# Problem
Can you print every line of the records below verbatim, omitting the pictures?

(Stored entries)
══════════════════════════════

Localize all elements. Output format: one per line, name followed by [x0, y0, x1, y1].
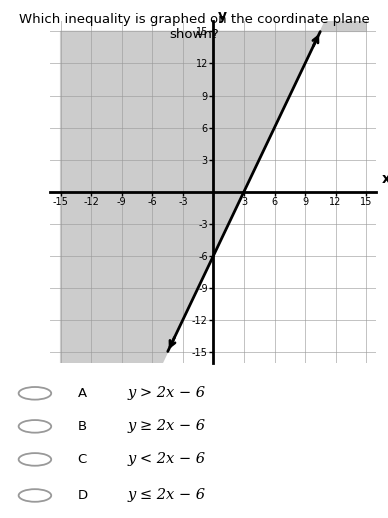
Text: Which inequality is graphed on the coordinate plane shown?: Which inequality is graphed on the coord… — [19, 13, 369, 41]
Text: C: C — [78, 453, 87, 466]
Text: B: B — [78, 420, 87, 433]
Text: y: y — [217, 9, 227, 23]
Text: y < 2x − 6: y < 2x − 6 — [128, 452, 206, 466]
Text: y ≥ 2x − 6: y ≥ 2x − 6 — [128, 420, 206, 434]
Text: y ≤ 2x − 6: y ≤ 2x − 6 — [128, 488, 206, 502]
Text: D: D — [78, 489, 88, 502]
Text: x: x — [381, 172, 388, 186]
Text: A: A — [78, 387, 87, 400]
Text: y > 2x − 6: y > 2x − 6 — [128, 386, 206, 400]
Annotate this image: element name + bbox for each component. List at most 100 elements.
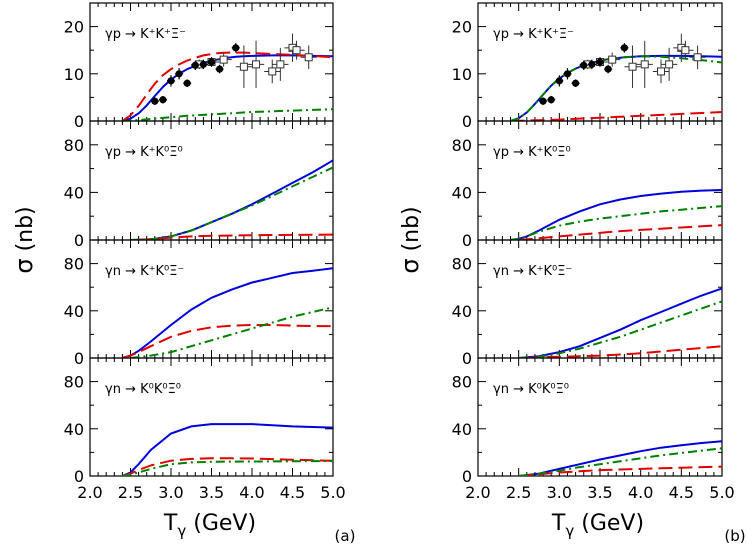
y-tick-label: 40 bbox=[64, 183, 84, 202]
reaction-label: γn → K⁺K⁰Ξ⁻ bbox=[493, 264, 572, 279]
data-point-filled bbox=[555, 77, 563, 85]
series-line-dashdot bbox=[510, 205, 722, 240]
subplot-1: 0 10 20 γp → K⁺K⁺Ξ⁻ bbox=[64, 2, 334, 131]
subplot-3: 0 40 80 γn → K⁺K⁰Ξ⁻ bbox=[452, 239, 723, 368]
subplot-4: 0 40 80 γn → K⁰K⁰Ξ⁰ bbox=[64, 357, 334, 486]
x-tick-label: 2.5 bbox=[506, 483, 531, 502]
data-point-filled bbox=[563, 70, 572, 78]
x-axis-title: Tγ (GeV) bbox=[551, 511, 644, 540]
data-point-open bbox=[640, 60, 649, 69]
data-point-filled bbox=[159, 96, 167, 104]
y-tick-label: 0 bbox=[74, 467, 84, 486]
series-line-solid bbox=[122, 267, 333, 358]
data-point-filled bbox=[216, 65, 224, 73]
subplot-2: 0 40 80 γp → K⁺K⁰Ξ⁰ bbox=[64, 120, 334, 250]
data-point-open bbox=[304, 53, 313, 62]
reaction-label: γp → K⁺K⁰Ξ⁰ bbox=[493, 145, 571, 160]
panel-label: (b) bbox=[724, 527, 745, 545]
data-point-open bbox=[239, 62, 248, 71]
reaction-label: γp → K⁺K⁺Ξ⁻ bbox=[493, 27, 574, 42]
x-tick-label: 5.0 bbox=[709, 483, 734, 502]
series-line-dashed bbox=[518, 224, 722, 240]
y-tick-label: 0 bbox=[74, 349, 84, 368]
chart-a: 0 10 20 γp → K⁺K⁺Ξ⁻ 0 40 80 γp → K⁺K⁰Ξ⁰ 0 40 80 γn … bbox=[10, 2, 355, 545]
data-point-filled bbox=[191, 61, 199, 69]
plot-frame bbox=[477, 357, 723, 477]
y-tick-label: 0 bbox=[462, 112, 472, 131]
data-point-open bbox=[628, 62, 637, 71]
data-point-filled bbox=[547, 96, 555, 104]
series-line-dashed bbox=[526, 345, 722, 358]
curves bbox=[122, 423, 333, 476]
data-point-open bbox=[268, 67, 277, 76]
curves bbox=[122, 267, 333, 358]
subplot-3: 0 40 80 γn → K⁺K⁰Ξ⁻ bbox=[64, 239, 334, 368]
series-line-solid bbox=[510, 54, 722, 121]
x-tick-label: 2.0 bbox=[465, 483, 490, 502]
data-point-filled bbox=[151, 97, 159, 105]
reaction-label: γp → K⁺K⁰Ξ⁰ bbox=[105, 145, 183, 160]
subplot-2: 0 40 80 γp → K⁺K⁰Ξ⁰ bbox=[452, 120, 723, 250]
series-line-dashed bbox=[122, 457, 333, 476]
x-tick-label: 4.0 bbox=[628, 483, 653, 502]
series-line-dashed bbox=[121, 51, 333, 121]
y-tick-label: 40 bbox=[452, 183, 472, 202]
series-line-dashdot bbox=[122, 108, 333, 121]
series-line-dashed bbox=[138, 233, 333, 240]
series-line-dashdot bbox=[518, 300, 722, 358]
x-tick-label: 4.5 bbox=[280, 483, 305, 502]
data-point-filled bbox=[580, 61, 588, 69]
series-line-solid bbox=[510, 189, 722, 240]
y-tick-label: 80 bbox=[452, 373, 472, 392]
x-tick-label: 4.0 bbox=[239, 483, 264, 502]
y-tick-label: 40 bbox=[452, 420, 472, 439]
data-point-filled bbox=[199, 60, 207, 68]
data-point-filled bbox=[604, 65, 612, 73]
y-tick-label: 40 bbox=[64, 420, 84, 439]
reaction-label: γn → K⁰K⁰Ξ⁰ bbox=[105, 382, 181, 397]
data-point-open bbox=[657, 67, 665, 76]
data-point-filled bbox=[183, 79, 191, 87]
x-tick-label: 3.5 bbox=[587, 483, 612, 502]
curves bbox=[130, 159, 333, 240]
x-tick-label: 4.5 bbox=[669, 483, 694, 502]
y-tick-label: 0 bbox=[462, 349, 472, 368]
y-tick-label: 80 bbox=[452, 136, 472, 155]
series-line-solid bbox=[518, 287, 722, 358]
data-point-open bbox=[693, 53, 702, 62]
curves bbox=[510, 54, 722, 121]
y-tick-label: 20 bbox=[64, 18, 84, 37]
plot-frame bbox=[477, 120, 723, 241]
y-tick-label: 0 bbox=[74, 112, 84, 131]
series-line-dashdot bbox=[518, 447, 722, 476]
chart-b: 0 10 20 γp → K⁺K⁺Ξ⁻ 0 40 80 γp → K⁺K⁰Ξ⁰ 0 40 80 γn … bbox=[396, 2, 746, 545]
x-tick-label: 2.5 bbox=[118, 483, 143, 502]
data-point-filled bbox=[596, 58, 604, 66]
series-line-solid bbox=[518, 440, 722, 476]
subplot-4: 0 40 80 γn → K⁰K⁰Ξ⁰ bbox=[452, 357, 723, 486]
data-point-filled bbox=[588, 60, 596, 68]
subplot-1: 0 10 20 γp → K⁺K⁺Ξ⁻ bbox=[452, 2, 723, 131]
data-point-filled bbox=[167, 77, 175, 85]
y-tick-label: 40 bbox=[452, 302, 472, 321]
reaction-label: γp → K⁺K⁺Ξ⁻ bbox=[105, 27, 186, 42]
x-tick-label: 5.0 bbox=[320, 483, 345, 502]
x-axis-title: Tγ (GeV) bbox=[163, 511, 256, 540]
y-tick-label: 0 bbox=[462, 231, 472, 250]
y-tick-label: 80 bbox=[64, 136, 84, 155]
curves bbox=[518, 440, 722, 476]
curves bbox=[518, 287, 722, 358]
curves bbox=[510, 189, 722, 240]
data-point-filled bbox=[232, 44, 240, 52]
y-tick-label: 20 bbox=[452, 18, 472, 37]
data-point-filled bbox=[175, 70, 183, 78]
series-line-dashed bbox=[122, 324, 333, 358]
y-tick-label: 80 bbox=[452, 255, 472, 274]
data-point-open bbox=[252, 60, 261, 69]
reaction-label: γn → K⁺K⁰Ξ⁻ bbox=[105, 264, 184, 279]
data-point-filled bbox=[539, 97, 547, 105]
data-point-filled bbox=[620, 44, 629, 52]
series-line-dashdot bbox=[122, 460, 333, 476]
series-line-solid bbox=[122, 423, 333, 476]
y-tick-label: 40 bbox=[64, 302, 84, 321]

══════════════════════════════

# Result for this task
Localize all elements. Output format: one per line, name followed by [x0, y0, x1, y1].
Text: Which inequality is graphed on the coordinate plane shown?: Which inequality is graphed on the coord… — [19, 13, 369, 41]
Text: C: C — [78, 453, 87, 466]
Text: B: B — [78, 420, 87, 433]
Text: y: y — [217, 9, 227, 23]
Text: y < 2x − 6: y < 2x − 6 — [128, 452, 206, 466]
Text: y ≥ 2x − 6: y ≥ 2x − 6 — [128, 420, 206, 434]
Text: y ≤ 2x − 6: y ≤ 2x − 6 — [128, 488, 206, 502]
Text: D: D — [78, 489, 88, 502]
Text: x: x — [381, 172, 388, 186]
Text: A: A — [78, 387, 87, 400]
Text: y > 2x − 6: y > 2x − 6 — [128, 386, 206, 400]
Annotate this image: element name + bbox for each component. List at most 100 elements.
y-tick-label: 40 bbox=[64, 183, 84, 202]
reaction-label: γn → K⁺K⁰Ξ⁻ bbox=[493, 264, 572, 279]
data-point-filled bbox=[555, 77, 563, 85]
series-line-dashdot bbox=[510, 205, 722, 240]
subplot-1: 0 10 20 γp → K⁺K⁺Ξ⁻ bbox=[64, 2, 334, 131]
subplot-3: 0 40 80 γn → K⁺K⁰Ξ⁻ bbox=[452, 239, 723, 368]
subplot-4: 0 40 80 γn → K⁰K⁰Ξ⁰ bbox=[64, 357, 334, 486]
x-tick-label: 2.5 bbox=[506, 483, 531, 502]
data-point-filled bbox=[563, 70, 572, 78]
x-axis-title: Tγ (GeV) bbox=[551, 511, 644, 540]
data-point-open bbox=[640, 60, 649, 69]
data-point-filled bbox=[159, 96, 167, 104]
y-tick-label: 0 bbox=[74, 467, 84, 486]
series-line-solid bbox=[122, 267, 333, 358]
data-point-filled bbox=[216, 65, 224, 73]
subplot-2: 0 40 80 γp → K⁺K⁰Ξ⁰ bbox=[64, 120, 334, 250]
data-point-open bbox=[304, 53, 313, 62]
reaction-label: γp → K⁺K⁰Ξ⁰ bbox=[493, 145, 571, 160]
panel-label: (b) bbox=[724, 527, 745, 545]
data-point-open bbox=[239, 62, 248, 71]
reaction-label: γp → K⁺K⁺Ξ⁻ bbox=[493, 27, 574, 42]
x-tick-label: 5.0 bbox=[709, 483, 734, 502]
series-line-dashed bbox=[518, 224, 722, 240]
y-tick-label: 0 bbox=[74, 349, 84, 368]
chart-a: 0 10 20 γp → K⁺K⁺Ξ⁻ 0 40 80 γp → K⁺K⁰Ξ⁰ 0 40 80 γn … bbox=[10, 2, 355, 545]
data-point-filled bbox=[191, 61, 199, 69]
plot-frame bbox=[477, 357, 723, 477]
y-tick-label: 0 bbox=[462, 112, 472, 131]
data-point-open bbox=[628, 62, 637, 71]
data-point-filled bbox=[547, 96, 555, 104]
series-line-dashed bbox=[526, 345, 722, 358]
curves bbox=[122, 423, 333, 476]
data-point-open bbox=[268, 67, 277, 76]
curves bbox=[122, 267, 333, 358]
subplot-3: 0 40 80 γn → K⁺K⁰Ξ⁻ bbox=[64, 239, 334, 368]
series-line-solid bbox=[510, 54, 722, 121]
x-tick-label: 2.0 bbox=[465, 483, 490, 502]
data-point-filled bbox=[151, 97, 159, 105]
reaction-label: γp → K⁺K⁰Ξ⁰ bbox=[105, 145, 183, 160]
subplot-2: 0 40 80 γp → K⁺K⁰Ξ⁰ bbox=[452, 120, 723, 250]
series-line-dashed bbox=[122, 457, 333, 476]
x-tick-label: 4.0 bbox=[628, 483, 653, 502]
series-line-dashed bbox=[121, 51, 333, 121]
y-tick-label: 40 bbox=[452, 183, 472, 202]
series-line-dashdot bbox=[122, 108, 333, 121]
series-line-dashed bbox=[138, 233, 333, 240]
series-line-dashdot bbox=[518, 300, 722, 358]
x-tick-label: 4.5 bbox=[280, 483, 305, 502]
data-point-filled bbox=[580, 61, 588, 69]
series-line-solid bbox=[510, 189, 722, 240]
y-tick-label: 80 bbox=[452, 373, 472, 392]
x-tick-label: 4.0 bbox=[239, 483, 264, 502]
y-tick-label: 40 bbox=[452, 420, 472, 439]
data-point-filled bbox=[199, 60, 207, 68]
data-point-filled bbox=[604, 65, 612, 73]
y-tick-label: 40 bbox=[64, 420, 84, 439]
reaction-label: γn → K⁰K⁰Ξ⁰ bbox=[105, 382, 181, 397]
data-point-open bbox=[657, 67, 665, 76]
data-point-filled bbox=[183, 79, 191, 87]
x-tick-label: 3.5 bbox=[587, 483, 612, 502]
curves bbox=[130, 159, 333, 240]
x-tick-label: 4.5 bbox=[669, 483, 694, 502]
y-tick-label: 0 bbox=[462, 349, 472, 368]
y-tick-label: 80 bbox=[452, 136, 472, 155]
series-line-solid bbox=[518, 287, 722, 358]
data-point-open bbox=[693, 53, 702, 62]
curves bbox=[510, 54, 722, 121]
y-tick-label: 20 bbox=[64, 18, 84, 37]
plot-frame bbox=[477, 120, 723, 241]
y-tick-label: 0 bbox=[74, 112, 84, 131]
series-line-dashdot bbox=[518, 447, 722, 476]
chart-b: 0 10 20 γp → K⁺K⁺Ξ⁻ 0 40 80 γp → K⁺K⁰Ξ⁰ 0 40 80 γn … bbox=[396, 2, 746, 545]
x-tick-label: 2.5 bbox=[118, 483, 143, 502]
data-point-filled bbox=[596, 58, 604, 66]
series-line-solid bbox=[518, 440, 722, 476]
subplot-4: 0 40 80 γn → K⁰K⁰Ξ⁰ bbox=[452, 357, 723, 486]
data-point-filled bbox=[588, 60, 596, 68]
subplot-1: 0 10 20 γp → K⁺K⁺Ξ⁻ bbox=[452, 2, 723, 131]
data-point-filled bbox=[167, 77, 175, 85]
y-tick-label: 40 bbox=[452, 302, 472, 321]
reaction-label: γp → K⁺K⁺Ξ⁻ bbox=[105, 27, 186, 42]
x-tick-label: 5.0 bbox=[320, 483, 345, 502]
x-axis-title: Tγ (GeV) bbox=[163, 511, 256, 540]
y-tick-label: 0 bbox=[462, 231, 472, 250]
y-tick-label: 80 bbox=[64, 136, 84, 155]
curves bbox=[518, 440, 722, 476]
curves bbox=[518, 287, 722, 358]
curves bbox=[510, 189, 722, 240]
data-point-filled bbox=[232, 44, 240, 52]
y-tick-label: 20 bbox=[452, 18, 472, 37]
data-point-filled bbox=[175, 70, 183, 78]
series-line-dashed bbox=[122, 324, 333, 358]
y-tick-label: 80 bbox=[452, 255, 472, 274]
data-point-open bbox=[252, 60, 261, 69]
reaction-label: γn → K⁺K⁰Ξ⁻ bbox=[105, 264, 184, 279]
data-point-filled bbox=[539, 97, 547, 105]
data-point-filled bbox=[620, 44, 629, 52]
series-line-dashdot bbox=[122, 460, 333, 476]
series-line-solid bbox=[122, 423, 333, 476]
y-tick-label: 40 bbox=[64, 302, 84, 321]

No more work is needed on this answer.